⟨
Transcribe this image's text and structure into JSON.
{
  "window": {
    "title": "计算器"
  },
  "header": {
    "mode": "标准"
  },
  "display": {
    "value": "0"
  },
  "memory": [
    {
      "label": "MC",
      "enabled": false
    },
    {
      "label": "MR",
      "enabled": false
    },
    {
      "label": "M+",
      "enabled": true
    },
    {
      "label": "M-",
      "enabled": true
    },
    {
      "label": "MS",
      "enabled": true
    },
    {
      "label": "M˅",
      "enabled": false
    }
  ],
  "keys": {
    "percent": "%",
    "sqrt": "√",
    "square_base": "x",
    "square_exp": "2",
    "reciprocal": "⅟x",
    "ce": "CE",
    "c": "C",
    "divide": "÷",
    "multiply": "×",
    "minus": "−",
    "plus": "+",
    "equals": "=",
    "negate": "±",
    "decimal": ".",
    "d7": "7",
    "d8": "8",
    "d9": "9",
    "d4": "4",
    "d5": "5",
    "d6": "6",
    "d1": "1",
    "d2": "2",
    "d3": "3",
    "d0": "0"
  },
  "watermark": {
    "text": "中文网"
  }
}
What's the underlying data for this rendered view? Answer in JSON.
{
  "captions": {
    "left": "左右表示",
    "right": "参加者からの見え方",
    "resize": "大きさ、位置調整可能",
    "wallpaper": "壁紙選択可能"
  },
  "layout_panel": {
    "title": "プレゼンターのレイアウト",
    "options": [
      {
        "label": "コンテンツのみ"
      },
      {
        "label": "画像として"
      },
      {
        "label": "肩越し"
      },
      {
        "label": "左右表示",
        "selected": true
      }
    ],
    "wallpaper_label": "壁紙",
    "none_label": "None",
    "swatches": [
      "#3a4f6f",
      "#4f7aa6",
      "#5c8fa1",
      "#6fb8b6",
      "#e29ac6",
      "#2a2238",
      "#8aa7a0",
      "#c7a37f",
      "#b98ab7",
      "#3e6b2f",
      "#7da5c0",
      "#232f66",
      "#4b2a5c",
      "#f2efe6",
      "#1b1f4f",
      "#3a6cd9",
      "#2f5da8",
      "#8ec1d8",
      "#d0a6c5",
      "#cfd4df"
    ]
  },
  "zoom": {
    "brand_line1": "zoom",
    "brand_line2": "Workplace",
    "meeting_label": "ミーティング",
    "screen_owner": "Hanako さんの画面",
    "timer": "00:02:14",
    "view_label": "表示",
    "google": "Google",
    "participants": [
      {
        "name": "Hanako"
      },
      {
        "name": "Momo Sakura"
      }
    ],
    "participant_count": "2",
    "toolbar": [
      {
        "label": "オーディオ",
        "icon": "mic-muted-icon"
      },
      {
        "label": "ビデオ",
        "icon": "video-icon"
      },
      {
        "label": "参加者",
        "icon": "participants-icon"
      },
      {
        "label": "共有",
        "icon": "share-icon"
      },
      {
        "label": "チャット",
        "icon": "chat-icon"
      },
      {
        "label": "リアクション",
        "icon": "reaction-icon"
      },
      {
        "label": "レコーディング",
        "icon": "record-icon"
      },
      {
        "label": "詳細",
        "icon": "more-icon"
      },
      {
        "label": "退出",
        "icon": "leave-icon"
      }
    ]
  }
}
⟩
PROBLEM STATEMENT:
Make an exact copy of every entry.

ANSWER TO THIS TASK:
Transcribe this image's text and structure into JSON.
{
  "window": {
    "title": "计算器"
  },
  "header": {
    "mode": "标准"
  },
  "display": {
    "value": "0"
  },
  "memory": [
    {
      "label": "MC",
      "enabled": false
    },
    {
      "label": "MR",
      "enabled": false
    },
    {
      "label": "M+",
      "enabled": true
    },
    {
      "label": "M-",
      "enabled": true
    },
    {
      "label": "MS",
      "enabled": true
    },
    {
      "label": "M˅",
      "enabled": false
    }
  ],
  "keys": {
    "percent": "%",
    "sqrt": "√",
    "square_base": "x",
    "square_exp": "2",
    "reciprocal": "⅟x",
    "ce": "CE",
    "c": "C",
    "divide": "÷",
    "multiply": "×",
    "minus": "−",
    "plus": "+",
    "equals": "=",
    "negate": "±",
    "decimal": ".",
    "d7": "7",
    "d8": "8",
    "d9": "9",
    "d4": "4",
    "d5": "5",
    "d6": "6",
    "d1": "1",
    "d2": "2",
    "d3": "3",
    "d0": "0"
  },
  "watermark": {
    "text": "中文网"
  }
}
What's the underlying data for this rendered view? Answer in JSON.
{
  "captions": {
    "left": "左右表示",
    "right": "参加者からの見え方",
    "resize": "大きさ、位置調整可能",
    "wallpaper": "壁紙選択可能"
  },
  "layout_panel": {
    "title": "プレゼンターのレイアウト",
    "options": [
      {
        "label": "コンテンツのみ"
      },
      {
        "label": "画像として"
      },
      {
        "label": "肩越し"
      },
      {
        "label": "左右表示",
        "selected": true
      }
    ],
    "wallpaper_label": "壁紙",
    "none_label": "None",
    "swatches": [
      "#3a4f6f",
      "#4f7aa6",
      "#5c8fa1",
      "#6fb8b6",
      "#e29ac6",
      "#2a2238",
      "#8aa7a0",
      "#c7a37f",
      "#b98ab7",
      "#3e6b2f",
      "#7da5c0",
      "#232f66",
      "#4b2a5c",
      "#f2efe6",
      "#1b1f4f",
      "#3a6cd9",
      "#2f5da8",
      "#8ec1d8",
      "#d0a6c5",
      "#cfd4df"
    ]
  },
  "zoom": {
    "brand_line1": "zoom",
    "brand_line2": "Workplace",
    "meeting_label": "ミーティング",
    "screen_owner": "Hanako さんの画面",
    "timer": "00:02:14",
    "view_label": "表示",
    "google": "Google",
    "participants": [
      {
        "name": "Hanako"
      },
      {
        "name": "Momo Sakura"
      }
    ],
    "participant_count": "2",
    "toolbar": [
      {
        "label": "オーディオ",
        "icon": "mic-muted-icon"
      },
      {
        "label": "ビデオ",
        "icon": "video-icon"
      },
      {
        "label": "参加者",
        "icon": "participants-icon"
      },
      {
        "label": "共有",
        "icon": "share-icon"
      },
      {
        "label": "チャット",
        "icon": "chat-icon"
      },
      {
        "label": "リアクション",
        "icon": "reaction-icon"
      },
      {
        "label": "レコーディング",
        "icon": "record-icon"
      },
      {
        "label": "詳細",
        "icon": "more-icon"
      },
      {
        "label": "退出",
        "icon": "leave-icon"
      }
    ]
  }
}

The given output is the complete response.